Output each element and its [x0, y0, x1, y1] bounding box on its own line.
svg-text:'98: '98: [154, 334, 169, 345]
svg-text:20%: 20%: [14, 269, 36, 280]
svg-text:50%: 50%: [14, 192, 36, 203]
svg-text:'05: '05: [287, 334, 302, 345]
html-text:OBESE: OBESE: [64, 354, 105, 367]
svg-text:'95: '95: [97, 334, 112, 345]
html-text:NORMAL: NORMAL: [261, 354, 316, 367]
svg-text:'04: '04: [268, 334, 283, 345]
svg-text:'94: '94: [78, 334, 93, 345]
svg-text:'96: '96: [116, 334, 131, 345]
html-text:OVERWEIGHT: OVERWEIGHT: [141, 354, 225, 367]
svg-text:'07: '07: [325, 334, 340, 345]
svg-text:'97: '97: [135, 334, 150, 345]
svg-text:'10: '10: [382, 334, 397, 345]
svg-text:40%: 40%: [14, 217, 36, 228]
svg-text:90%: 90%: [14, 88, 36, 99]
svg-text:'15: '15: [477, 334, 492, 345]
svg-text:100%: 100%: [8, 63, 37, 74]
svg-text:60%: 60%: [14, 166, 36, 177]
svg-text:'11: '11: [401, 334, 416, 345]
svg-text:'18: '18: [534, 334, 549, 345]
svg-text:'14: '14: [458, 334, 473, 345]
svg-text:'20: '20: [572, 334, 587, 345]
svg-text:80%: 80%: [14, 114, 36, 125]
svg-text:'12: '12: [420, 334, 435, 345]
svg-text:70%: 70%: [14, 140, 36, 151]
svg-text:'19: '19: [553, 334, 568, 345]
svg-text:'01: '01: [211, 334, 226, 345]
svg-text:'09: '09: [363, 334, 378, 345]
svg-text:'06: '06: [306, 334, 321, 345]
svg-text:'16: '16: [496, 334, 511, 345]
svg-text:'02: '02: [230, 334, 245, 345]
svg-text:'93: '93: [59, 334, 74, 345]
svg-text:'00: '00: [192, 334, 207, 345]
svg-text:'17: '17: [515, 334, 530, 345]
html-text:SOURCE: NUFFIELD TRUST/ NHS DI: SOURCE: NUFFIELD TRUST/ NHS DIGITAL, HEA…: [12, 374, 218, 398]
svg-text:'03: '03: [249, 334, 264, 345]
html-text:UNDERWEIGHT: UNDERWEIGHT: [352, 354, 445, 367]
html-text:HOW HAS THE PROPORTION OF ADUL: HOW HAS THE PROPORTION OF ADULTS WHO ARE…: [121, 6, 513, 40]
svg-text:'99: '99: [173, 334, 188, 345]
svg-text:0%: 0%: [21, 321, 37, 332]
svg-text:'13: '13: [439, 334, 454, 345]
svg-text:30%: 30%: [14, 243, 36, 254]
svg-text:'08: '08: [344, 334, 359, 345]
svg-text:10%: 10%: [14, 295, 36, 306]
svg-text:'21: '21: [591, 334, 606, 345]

━━━

> [Directive]
Copy out every line of the items above word for word, without changing anything.

> [Result for this task]
Output each element and its [x0, y0, x1, y1] bounding box on its own line.
svg-text:'98: '98: [154, 334, 169, 345]
svg-text:20%: 20%: [14, 269, 36, 280]
svg-text:50%: 50%: [14, 192, 36, 203]
svg-text:'05: '05: [287, 334, 302, 345]
html-text:OBESE: OBESE: [64, 354, 105, 367]
svg-text:'95: '95: [97, 334, 112, 345]
html-text:NORMAL: NORMAL: [261, 354, 316, 367]
svg-text:'04: '04: [268, 334, 283, 345]
svg-text:'94: '94: [78, 334, 93, 345]
svg-text:'96: '96: [116, 334, 131, 345]
html-text:OVERWEIGHT: OVERWEIGHT: [141, 354, 225, 367]
svg-text:'07: '07: [325, 334, 340, 345]
svg-text:'97: '97: [135, 334, 150, 345]
svg-text:'10: '10: [382, 334, 397, 345]
svg-text:40%: 40%: [14, 217, 36, 228]
svg-text:90%: 90%: [14, 88, 36, 99]
svg-text:'15: '15: [477, 334, 492, 345]
svg-text:100%: 100%: [8, 63, 37, 74]
svg-text:60%: 60%: [14, 166, 36, 177]
svg-text:'11: '11: [401, 334, 416, 345]
svg-text:'18: '18: [534, 334, 549, 345]
svg-text:'14: '14: [458, 334, 473, 345]
svg-text:'20: '20: [572, 334, 587, 345]
svg-text:80%: 80%: [14, 114, 36, 125]
svg-text:'12: '12: [420, 334, 435, 345]
svg-text:70%: 70%: [14, 140, 36, 151]
svg-text:'19: '19: [553, 334, 568, 345]
svg-text:'01: '01: [211, 334, 226, 345]
svg-text:'09: '09: [363, 334, 378, 345]
svg-text:'06: '06: [306, 334, 321, 345]
svg-text:'16: '16: [496, 334, 511, 345]
svg-text:'02: '02: [230, 334, 245, 345]
svg-text:'93: '93: [59, 334, 74, 345]
svg-text:'00: '00: [192, 334, 207, 345]
svg-text:'17: '17: [515, 334, 530, 345]
html-text:SOURCE: NUFFIELD TRUST/ NHS DI: SOURCE: NUFFIELD TRUST/ NHS DIGITAL, HEA…: [12, 374, 218, 398]
svg-text:'03: '03: [249, 334, 264, 345]
html-text:UNDERWEIGHT: UNDERWEIGHT: [352, 354, 445, 367]
html-text:HOW HAS THE PROPORTION OF ADUL: HOW HAS THE PROPORTION OF ADULTS WHO ARE…: [121, 6, 513, 40]
svg-text:'99: '99: [173, 334, 188, 345]
svg-text:0%: 0%: [21, 321, 37, 332]
svg-text:'13: '13: [439, 334, 454, 345]
svg-text:30%: 30%: [14, 243, 36, 254]
svg-text:'08: '08: [344, 334, 359, 345]
svg-text:10%: 10%: [14, 295, 36, 306]
svg-text:'21: '21: [591, 334, 606, 345]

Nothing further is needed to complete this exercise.